··· SOURCE EXCERPT ···

Mos Def: I haven’t been away. I’m just not on certain radars. By choice. ’Cause I’m not jumping in the Gladiator ring to be like, “I smite thee!” [Laughs] Like, you know… I’m relaxed. I’m like whatever is coming to me will come. I just have to just stay working. When people say I don’t see you enough, well just because you don’t see me don’t mean I don’t exist or just ’cause you haven’t heard me don’t mean I haven’t been making noise. But if I keep making noise, you’ll pick up.

XXL: What does it take for you to want to go in the studio and record?

Mos Def: I’m always there! When I’m there, I’m just not broadcasting it, like, “I’m here!” I’m ambitious but my ambition is not fame… It starts to be like something like a bureaucrat, you know, like you’re campaigning for votes for constituents and that’s just not how I—

XXL: For popularity, you mean?

Mos Def: Yeah, it’s very much like a popularity contest.

XXL: And that’s not you at all.

Mos Def: You either respond to the music or you don’t. I’m not... I don’t feel like there’s anything that I can to do manipulate people to respond to it favorably. They’re either into it or they’re not.

XXL: Do you still love rapping?

···

GOAL:
Please list every question that XXL asks in the interview, quoted word for word. Rely on the interview alone.

··· GIVEN DATA ···

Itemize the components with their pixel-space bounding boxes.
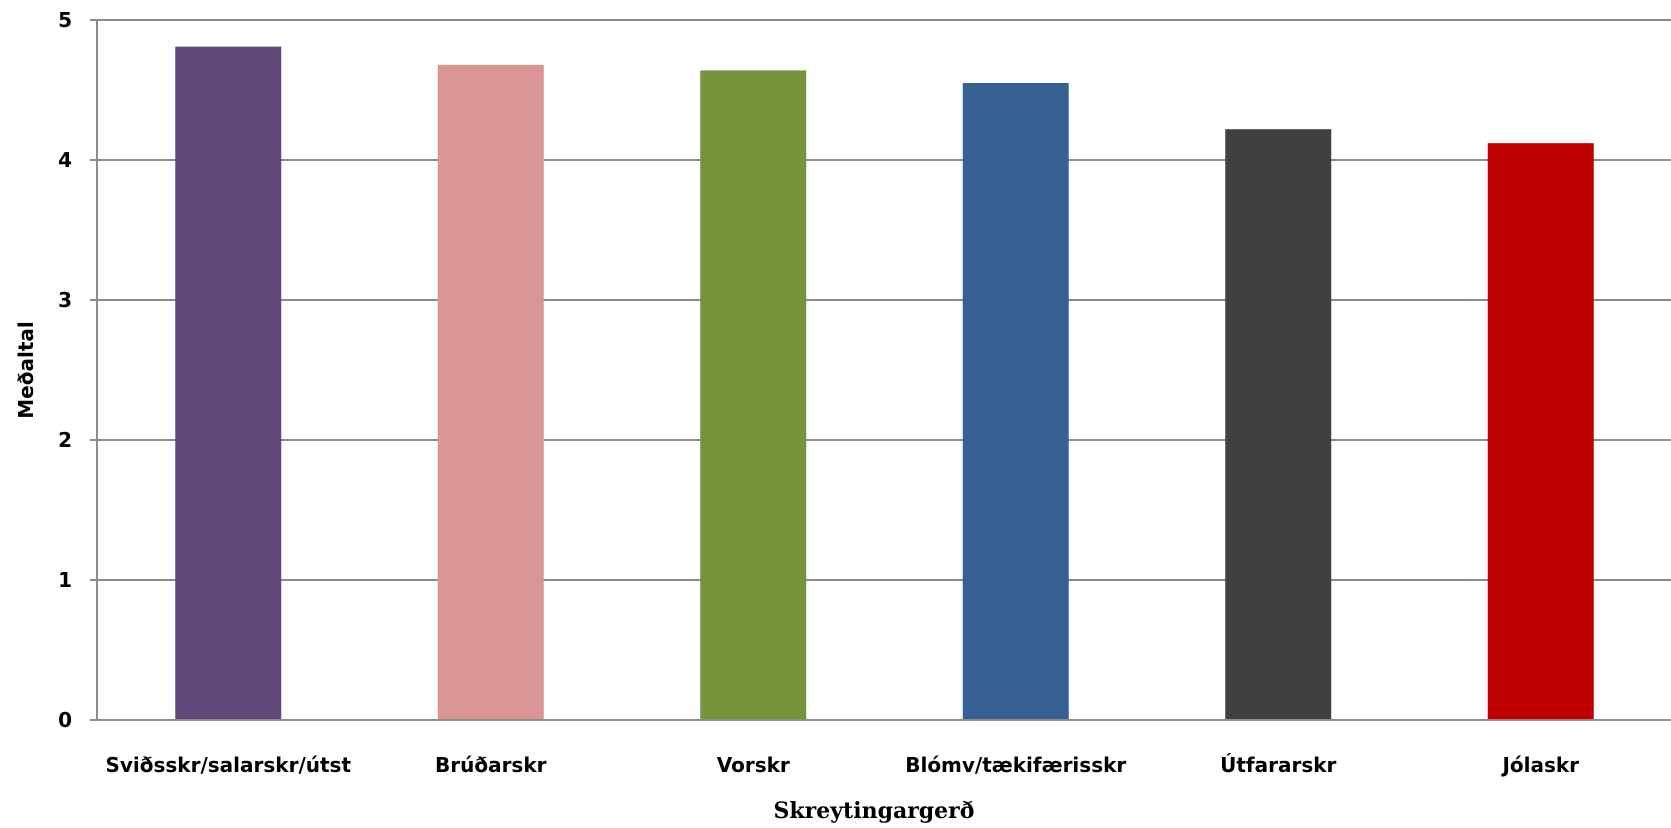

···

RESULT:
- What does it take for you to want to go in the studio and record?
- For popularity, you mean?
- Do you still love rapping?